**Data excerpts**

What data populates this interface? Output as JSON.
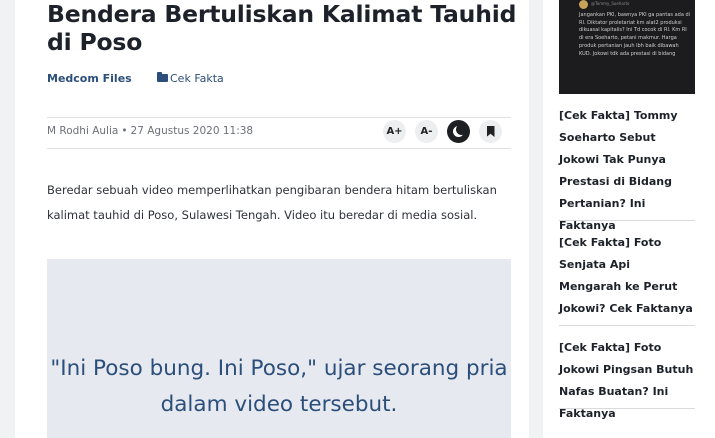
{
  "article": {
    "title": "Bendera Bertuliskan Kalimat Tauhid di Poso",
    "source": "Medcom Files",
    "category": "Cek Fakta",
    "author": "M Rodhi Aulia",
    "separator": "•",
    "date": "27 Agustus 2020 11:38",
    "paragraph": "Beredar sebuah video memperlihatkan pengibaran bendera hitam bertuliskan kalimat tauhid di Poso, Sulawesi Tengah. Video itu beredar di media sosial.",
    "quote": "\"Ini Poso bung. Ini Poso,\" ujar seorang pria dalam video tersebut."
  },
  "toolbar": {
    "font_increase": "A+",
    "font_decrease": "A-"
  },
  "sidebar": {
    "thumbnail": {
      "handle": "@Tommy_Soeharto",
      "text": "Jangankan PKI, bawnya PKI ga pantas ada di RI. Diktator proletariat km alat2 produksi dikuasai kapitalis? Ini Td cocok di RI. Km RI di era Soeharto, petani makmur. Harga produk pertanian jauh lbh baik dibawah KUD. Jokowi tdk ada prestasi di bidang"
    },
    "items": [
      {
        "label": "[Cek Fakta] Tommy Soeharto Sebut Jokowi Tak Punya Prestasi di Bidang Pertanian? Ini Faktanya"
      },
      {
        "label": "[Cek Fakta] Foto Senjata Api Mengarah ke Perut Jokowi? Cek Faktanya"
      },
      {
        "label": "[Cek Fakta] Foto Jokowi Pingsan Butuh Nafas Buatan? Ini Faktanya"
      }
    ]
  }
}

**Given exercise**
Pick out each line that holds the string "Faktanya".

**Task answer**
        "label": "[Cek Fakta] Tommy Soeharto Sebut Jokowi Tak Punya Prestasi di Bidang Pertanian? Ini Faktanya"
        "label": "[Cek Fakta] Foto Senjata Api Mengarah ke Perut Jokowi? Cek Faktanya"
        "label": "[Cek Fakta] Foto Jokowi Pingsan Butuh Nafas Buatan? Ini Faktanya"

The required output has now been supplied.